* **Exercise aim**: Transcribe each line exactly.

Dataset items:
——

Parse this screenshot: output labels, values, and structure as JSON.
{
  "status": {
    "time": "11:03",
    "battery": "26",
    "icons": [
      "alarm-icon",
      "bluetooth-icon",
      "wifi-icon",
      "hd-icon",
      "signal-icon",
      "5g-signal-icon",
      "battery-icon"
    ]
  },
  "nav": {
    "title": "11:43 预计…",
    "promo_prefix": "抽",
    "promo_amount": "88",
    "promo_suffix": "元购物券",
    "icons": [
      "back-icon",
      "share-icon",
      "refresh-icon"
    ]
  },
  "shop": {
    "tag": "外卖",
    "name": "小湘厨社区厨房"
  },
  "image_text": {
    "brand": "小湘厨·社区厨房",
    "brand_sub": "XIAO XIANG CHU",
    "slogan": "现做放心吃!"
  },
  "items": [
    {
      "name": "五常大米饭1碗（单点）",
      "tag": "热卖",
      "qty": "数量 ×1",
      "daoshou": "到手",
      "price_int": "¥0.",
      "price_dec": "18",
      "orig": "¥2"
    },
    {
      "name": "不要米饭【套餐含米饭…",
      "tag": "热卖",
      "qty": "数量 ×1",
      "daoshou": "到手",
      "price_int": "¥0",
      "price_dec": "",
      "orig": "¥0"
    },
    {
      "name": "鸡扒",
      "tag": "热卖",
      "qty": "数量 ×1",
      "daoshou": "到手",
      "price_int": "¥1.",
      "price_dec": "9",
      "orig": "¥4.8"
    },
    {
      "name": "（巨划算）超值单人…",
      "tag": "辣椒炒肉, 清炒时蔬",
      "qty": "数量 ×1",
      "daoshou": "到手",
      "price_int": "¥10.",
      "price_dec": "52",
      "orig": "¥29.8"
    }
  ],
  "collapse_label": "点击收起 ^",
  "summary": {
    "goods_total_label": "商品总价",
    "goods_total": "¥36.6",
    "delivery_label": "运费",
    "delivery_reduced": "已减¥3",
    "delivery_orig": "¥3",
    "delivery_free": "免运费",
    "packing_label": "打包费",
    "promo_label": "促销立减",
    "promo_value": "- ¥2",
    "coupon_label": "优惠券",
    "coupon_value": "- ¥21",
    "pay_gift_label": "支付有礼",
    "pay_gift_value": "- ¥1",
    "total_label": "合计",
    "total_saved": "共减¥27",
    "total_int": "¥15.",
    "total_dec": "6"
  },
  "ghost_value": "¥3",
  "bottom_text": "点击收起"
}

——

* **Answer for the task**:
Parse this screenshot: output labels, values, and structure as JSON.
{
  "status": {
    "time": "11:03",
    "battery": "26",
    "icons": [
      "alarm-icon",
      "bluetooth-icon",
      "wifi-icon",
      "hd-icon",
      "signal-icon",
      "5g-signal-icon",
      "battery-icon"
    ]
  },
  "nav": {
    "title": "11:43 预计…",
    "promo_prefix": "抽",
    "promo_amount": "88",
    "promo_suffix": "元购物券",
    "icons": [
      "back-icon",
      "share-icon",
      "refresh-icon"
    ]
  },
  "shop": {
    "tag": "外卖",
    "name": "小湘厨社区厨房"
  },
  "image_text": {
    "brand": "小湘厨·社区厨房",
    "brand_sub": "XIAO XIANG CHU",
    "slogan": "现做放心吃!"
  },
  "items": [
    {
      "name": "五常大米饭1碗（单点）",
      "tag": "热卖",
      "qty": "数量 ×1",
      "daoshou": "到手",
      "price_int": "¥0.",
      "price_dec": "18",
      "orig": "¥2"
    },
    {
      "name": "不要米饭【套餐含米饭…",
      "tag": "热卖",
      "qty": "数量 ×1",
      "daoshou": "到手",
      "price_int": "¥0",
      "price_dec": "",
      "orig": "¥0"
    },
    {
      "name": "鸡扒",
      "tag": "热卖",
      "qty": "数量 ×1",
      "daoshou": "到手",
      "price_int": "¥1.",
      "price_dec": "9",
      "orig": "¥4.8"
    },
    {
      "name": "（巨划算）超值单人…",
      "tag": "辣椒炒肉, 清炒时蔬",
      "qty": "数量 ×1",
      "daoshou": "到手",
      "price_int": "¥10.",
      "price_dec": "52",
      "orig": "¥29.8"
    }
  ],
  "collapse_label": "点击收起 ^",
  "summary": {
    "goods_total_label": "商品总价",
    "goods_total": "¥36.6",
    "delivery_label": "运费",
    "delivery_reduced": "已减¥3",
    "delivery_orig": "¥3",
    "delivery_free": "免运费",
    "packing_label": "打包费",
    "promo_label": "促销立减",
    "promo_value": "- ¥2",
    "coupon_label": "优惠券",
    "coupon_value": "- ¥21",
    "pay_gift_label": "支付有礼",
    "pay_gift_value": "- ¥1",
    "total_label": "合计",
    "total_saved": "共减¥27",
    "total_int": "¥15.",
    "total_dec": "6"
  },
  "ghost_value": "¥3",
  "bottom_text": "点击收起"
}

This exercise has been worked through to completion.